Required task » All of the data that follows should be retyped exactly, please, except the pictures.

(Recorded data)
++++++++

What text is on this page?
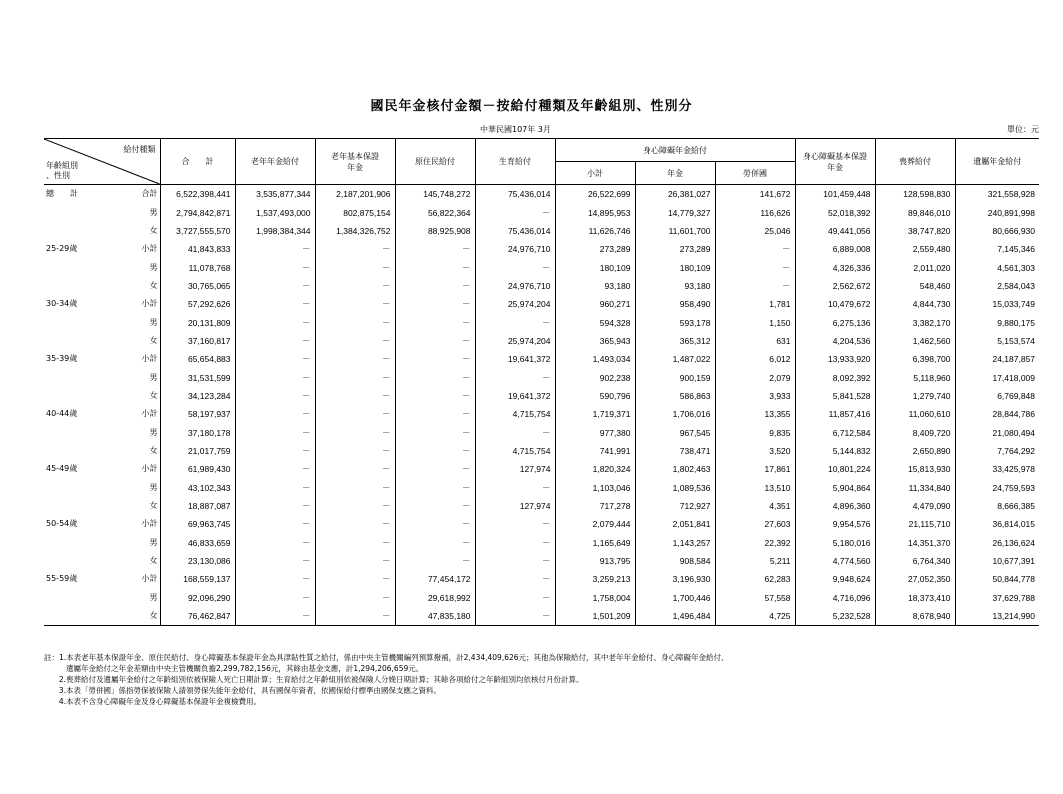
國民年金核付金額－按給付種類及年齡組別、性別分
中華民國107年 3月	單位：元
給付種類
年齡組別
、性別		合　　計	老年年金給付	老年基本保證年金	原住民給付	生育給付	身心障礙年金給付			身心障礙基本保證年金	喪葬給付	遺屬年金給付
							小計	年金	勞併國			
總　　計	合計	6,522,398,441	3,535,877,344	2,187,201,906	145,748,272	75,436,014	26,522,699	26,381,027	141,672	101,459,448	128,598,830	321,558,928
	男	2,794,842,871	1,537,493,000	802,875,154	56,822,364	－	14,895,953	14,779,327	116,626	52,018,392	89,846,010	240,891,998
	女	3,727,555,570	1,998,384,344	1,384,326,752	88,925,908	75,436,014	11,626,746	11,601,700	25,046	49,441,056	38,747,820	80,666,930
25-29歲	小計	41,843,833	－	－	－	24,976,710	273,289	273,289	－	6,889,008	2,559,480	7,145,346
	男	11,078,768	－	－	－	－	180,109	180,109	－	4,326,336	2,011,020	4,561,303
	女	30,765,065	－	－	－	24,976,710	93,180	93,180	－	2,562,672	548,460	2,584,043
30-34歲	小計	57,292,626	－	－	－	25,974,204	960,271	958,490	1,781	10,479,672	4,844,730	15,033,749
	男	20,131,809	－	－	－	－	594,328	593,178	1,150	6,275,136	3,382,170	9,880,175
	女	37,160,817	－	－	－	25,974,204	365,943	365,312	631	4,204,536	1,462,560	5,153,574
35-39歲	小計	65,654,883	－	－	－	19,641,372	1,493,034	1,487,022	6,012	13,933,920	6,398,700	24,187,857
	男	31,531,599	－	－	－	－	902,238	900,159	2,079	8,092,392	5,118,960	17,418,009
	女	34,123,284	－	－	－	19,641,372	590,796	586,863	3,933	5,841,528	1,279,740	6,769,848
40-44歲	小計	58,197,937	－	－	－	4,715,754	1,719,371	1,706,016	13,355	11,857,416	11,060,610	28,844,786
	男	37,180,178	－	－	－	－	977,380	967,545	9,835	6,712,584	8,409,720	21,080,494
	女	21,017,759	－	－	－	4,715,754	741,991	738,471	3,520	5,144,832	2,650,890	7,764,292
45-49歲	小計	61,989,430	－	－	－	127,974	1,820,324	1,802,463	17,861	10,801,224	15,813,930	33,425,978
	男	43,102,343	－	－	－	－	1,103,046	1,089,536	13,510	5,904,864	11,334,840	24,759,593
	女	18,887,087	－	－	－	127,974	717,278	712,927	4,351	4,896,360	4,479,090	8,666,385
50-54歲	小計	69,963,745	－	－	－	－	2,079,444	2,051,841	27,603	9,954,576	21,115,710	36,814,015
	男	46,833,659	－	－	－	－	1,165,649	1,143,257	22,392	5,180,016	14,351,370	26,136,624
	女	23,130,086	－	－	－	－	913,795	908,584	5,211	4,774,560	6,764,340	10,677,391
55-59歲	小計	168,559,137	－	－	77,454,172	－	3,259,213	3,196,930	62,283	9,948,624	27,052,350	50,844,778
	男	92,096,290	－	－	29,618,992	－	1,758,004	1,700,446	57,558	4,716,096	18,373,410	37,629,788
	女	76,462,847	－	－	47,835,180	－	1,501,209	1,496,484	4,725	5,232,528	8,678,940	13,214,990
註：1.本表老年基本保證年金、原住民給付、身心障礙基本保證年金為具津貼性質之給付，係由中央主管機關編列預算撥補，計2,434,409,626元；其他為保險給付，其中老年年金給付、身心障礙年金給付、
遺屬年金給付之年金差額由中央主管機關負擔2,299,782,156元，其餘由基金支應，計1,294,206,659元。
2.喪葬給付及遺屬年金給付之年齡組別依被保險人死亡日期計算；生育給付之年齡組別依被保險人分娩日期計算；其餘各項給付之年齡組別均依核付月份計算。
3.本表「勞併國」係指勞保被保險人請領勞保失能年金給付，具有國保年資者，依國保給付標準由國保支應之資料。
4.本表不含身心障礙年金及身心障礙基本保證年金複檢費用。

++++++++

In response »
What text is on this page?
國民年金核付金額－按給付種類及年齡組別、性別分
中華民國107年 3月	單位：元
給付種類
年齡組別
、性別		合　　計	老年年金給付	老年基本保證年金	原住民給付	生育給付	身心障礙年金給付			身心障礙基本保證年金	喪葬給付	遺屬年金給付
							小計	年金	勞併國			
總　　計	合計	6,522,398,441	3,535,877,344	2,187,201,906	145,748,272	75,436,014	26,522,699	26,381,027	141,672	101,459,448	128,598,830	321,558,928
	男	2,794,842,871	1,537,493,000	802,875,154	56,822,364	－	14,895,953	14,779,327	116,626	52,018,392	89,846,010	240,891,998
	女	3,727,555,570	1,998,384,344	1,384,326,752	88,925,908	75,436,014	11,626,746	11,601,700	25,046	49,441,056	38,747,820	80,666,930
25-29歲	小計	41,843,833	－	－	－	24,976,710	273,289	273,289	－	6,889,008	2,559,480	7,145,346
	男	11,078,768	－	－	－	－	180,109	180,109	－	4,326,336	2,011,020	4,561,303
	女	30,765,065	－	－	－	24,976,710	93,180	93,180	－	2,562,672	548,460	2,584,043
30-34歲	小計	57,292,626	－	－	－	25,974,204	960,271	958,490	1,781	10,479,672	4,844,730	15,033,749
	男	20,131,809	－	－	－	－	594,328	593,178	1,150	6,275,136	3,382,170	9,880,175
	女	37,160,817	－	－	－	25,974,204	365,943	365,312	631	4,204,536	1,462,560	5,153,574
35-39歲	小計	65,654,883	－	－	－	19,641,372	1,493,034	1,487,022	6,012	13,933,920	6,398,700	24,187,857
	男	31,531,599	－	－	－	－	902,238	900,159	2,079	8,092,392	5,118,960	17,418,009
	女	34,123,284	－	－	－	19,641,372	590,796	586,863	3,933	5,841,528	1,279,740	6,769,848
40-44歲	小計	58,197,937	－	－	－	4,715,754	1,719,371	1,706,016	13,355	11,857,416	11,060,610	28,844,786
	男	37,180,178	－	－	－	－	977,380	967,545	9,835	6,712,584	8,409,720	21,080,494
	女	21,017,759	－	－	－	4,715,754	741,991	738,471	3,520	5,144,832	2,650,890	7,764,292
45-49歲	小計	61,989,430	－	－	－	127,974	1,820,324	1,802,463	17,861	10,801,224	15,813,930	33,425,978
	男	43,102,343	－	－	－	－	1,103,046	1,089,536	13,510	5,904,864	11,334,840	24,759,593
	女	18,887,087	－	－	－	127,974	717,278	712,927	4,351	4,896,360	4,479,090	8,666,385
50-54歲	小計	69,963,745	－	－	－	－	2,079,444	2,051,841	27,603	9,954,576	21,115,710	36,814,015
	男	46,833,659	－	－	－	－	1,165,649	1,143,257	22,392	5,180,016	14,351,370	26,136,624
	女	23,130,086	－	－	－	－	913,795	908,584	5,211	4,774,560	6,764,340	10,677,391
55-59歲	小計	168,559,137	－	－	77,454,172	－	3,259,213	3,196,930	62,283	9,948,624	27,052,350	50,844,778
	男	92,096,290	－	－	29,618,992	－	1,758,004	1,700,446	57,558	4,716,096	18,373,410	37,629,788
	女	76,462,847	－	－	47,835,180	－	1,501,209	1,496,484	4,725	5,232,528	8,678,940	13,214,990
註：1.本表老年基本保證年金、原住民給付、身心障礙基本保證年金為具津貼性質之給付，係由中央主管機關編列預算撥補，計2,434,409,626元；其他為保險給付，其中老年年金給付、身心障礙年金給付、
遺屬年金給付之年金差額由中央主管機關負擔2,299,782,156元，其餘由基金支應，計1,294,206,659元。
2.喪葬給付及遺屬年金給付之年齡組別依被保險人死亡日期計算；生育給付之年齡組別依被保險人分娩日期計算；其餘各項給付之年齡組別均依核付月份計算。
3.本表「勞併國」係指勞保被保險人請領勞保失能年金給付，具有國保年資者，依國保給付標準由國保支應之資料。
4.本表不含身心障礙年金及身心障礙基本保證年金複檢費用。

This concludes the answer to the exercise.